What needs to be done: Count lines holding the word "Shri". Only the number is wanted.

Lines of data:
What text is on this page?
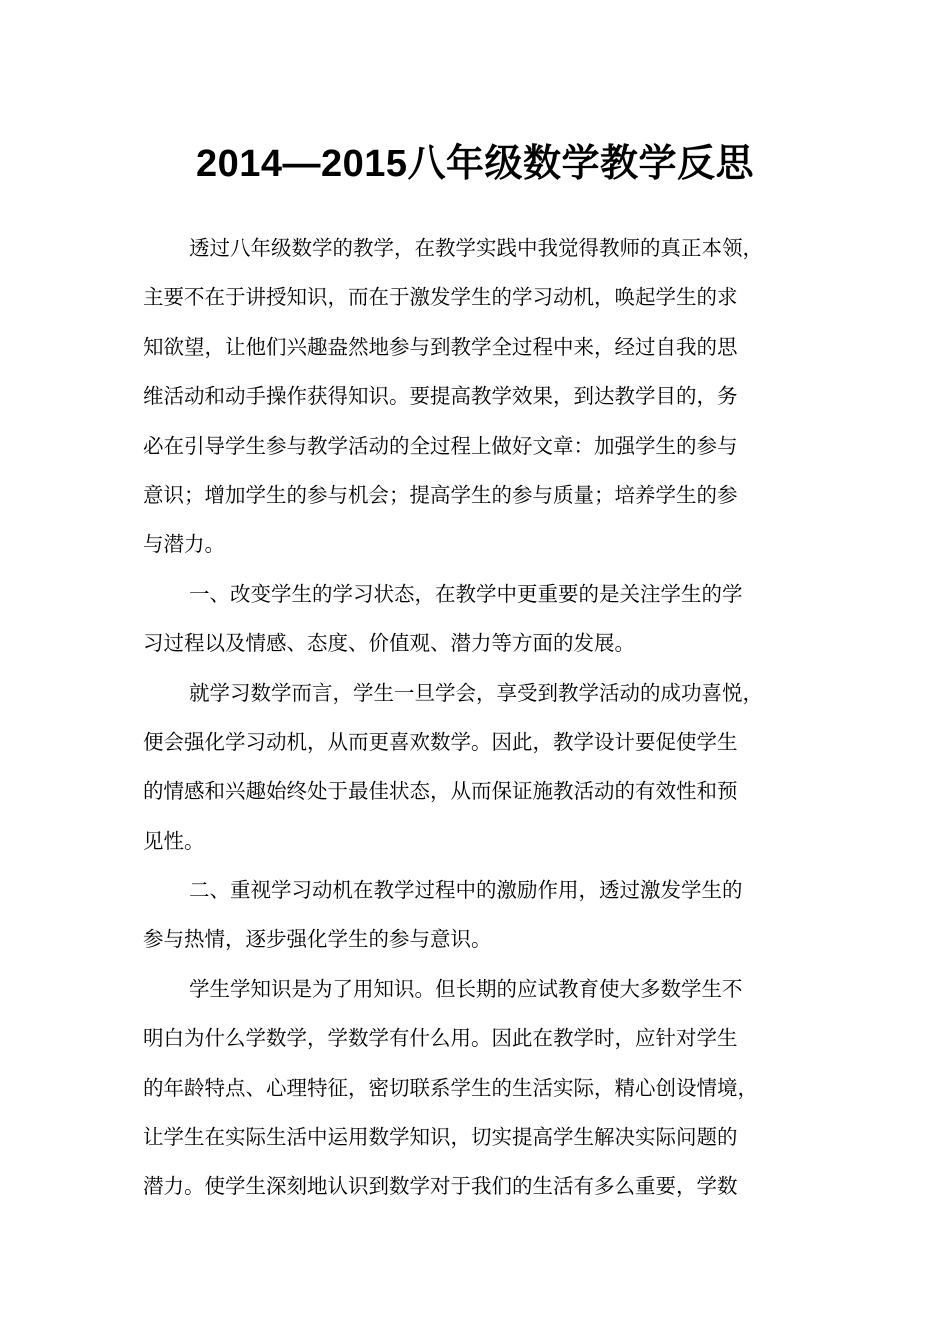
2014—2015八年级数学教学反思
透过八年级数学的教学，在教学实践中我觉得教师的真正本领，
主要不在于讲授知识，而在于激发学生的学习动机，唤起学生的求
知欲望，让他们兴趣盎然地参与到教学全过程中来，经过自我的思
维活动和动手操作获得知识。要提高教学效果，到达教学目的，务
必在引导学生参与教学活动的全过程上做好文章：加强学生的参与
意识；增加学生的参与机会；提高学生的参与质量；培养学生的参
与潜力。
一、改变学生的学习状态，在教学中更重要的是关注学生的学
习过程以及情感、态度、价值观、潜力等方面的发展。
就学习数学而言，学生一旦学会，享受到教学活动的成功喜悦，
便会强化学习动机，从而更喜欢数学。因此，教学设计要促使学生
的情感和兴趣始终处于最佳状态，从而保证施教活动的有效性和预
见性。
二、重视学习动机在教学过程中的激励作用，透过激发学生的
参与热情，逐步强化学生的参与意识。
学生学知识是为了用知识。但长期的应试教育使大多数学生不
明白为什么学数学，学数学有什么用。因此在教学时，应针对学生
的年龄特点、心理特征，密切联系学生的生活实际，精心创设情境，
让学生在实际生活中运用数学知识，切实提高学生解决实际问题的
潜力。使学生深刻地认识到数学对于我们的生活有多么重要，学数
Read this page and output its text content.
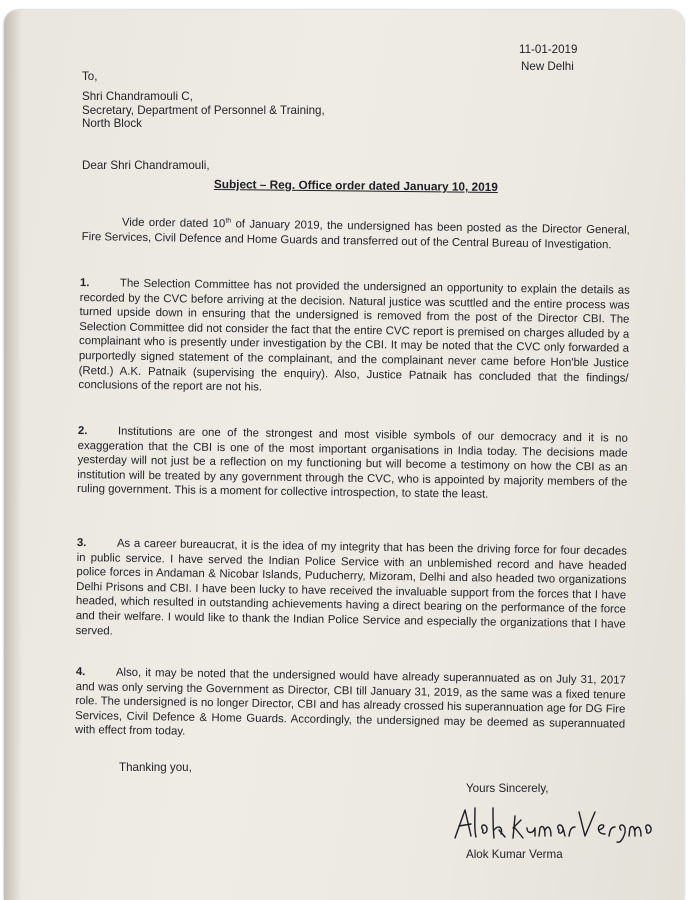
11-01-2019
New Delhi
To,
Shri Chandramouli C,
Secretary, Department of Personnel & Training,
North Block
Dear Shri Chandramouli,
Subject – Reg. Office order dated January 10, 2019
Vide order dated 10th of January 2019, the undersigned has been posted as the Director General, Fire Services, Civil Defence and Home Guards and transferred out of the Central Bureau of Investigation.
1.	The Selection Committee has not provided the undersigned an opportunity to explain the details as recorded by the CVC before arriving at the decision. Natural justice was scuttled and the entire process was turned upside down in ensuring that the undersigned is removed from the post of the Director CBI. The Selection Committee did not consider the fact that the entire CVC report is premised on charges alluded by a complainant who is presently under investigation by the CBI. It may be noted that the CVC only forwarded a purportedly signed statement of the complainant, and the complainant never came before Hon'ble Justice (Retd.) A.K. Patnaik (supervising the enquiry). Also, Justice Patnaik has concluded that the findings/ conclusions of the report are not his.
2.	Institutions are one of the strongest and most visible symbols of our democracy and it is no exaggeration that the CBI is one of the most important organisations in India today. The decisions made yesterday will not just be a reflection on my functioning but will become a testimony on how the CBI as an institution will be treated by any government through the CVC, who is appointed by majority members of the ruling government. This is a moment for collective introspection, to state the least.
3.	As a career bureaucrat, it is the idea of my integrity that has been the driving force for four decades in public service. I have served the Indian Police Service with an unblemished record and have headed police forces in Andaman & Nicobar Islands, Puducherry, Mizoram, Delhi and also headed two organizations Delhi Prisons and CBI. I have been lucky to have received the invaluable support from the forces that I have headed, which resulted in outstanding achievements having a direct bearing on the performance of the force and their welfare. I would like to thank the Indian Police Service and especially the organizations that I have served.
4.	Also, it may be noted that the undersigned would have already superannuated as on July 31, 2017 and was only serving the Government as Director, CBI till January 31, 2019, as the same was a fixed tenure role. The undersigned is no longer Director, CBI and has already crossed his superannuation age for DG Fire Services, Civil Defence & Home Guards. Accordingly, the undersigned may be deemed as superannuated with effect from today.
Thanking you,
Yours Sincerely,
Alok Kumar Verma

Written answer: 2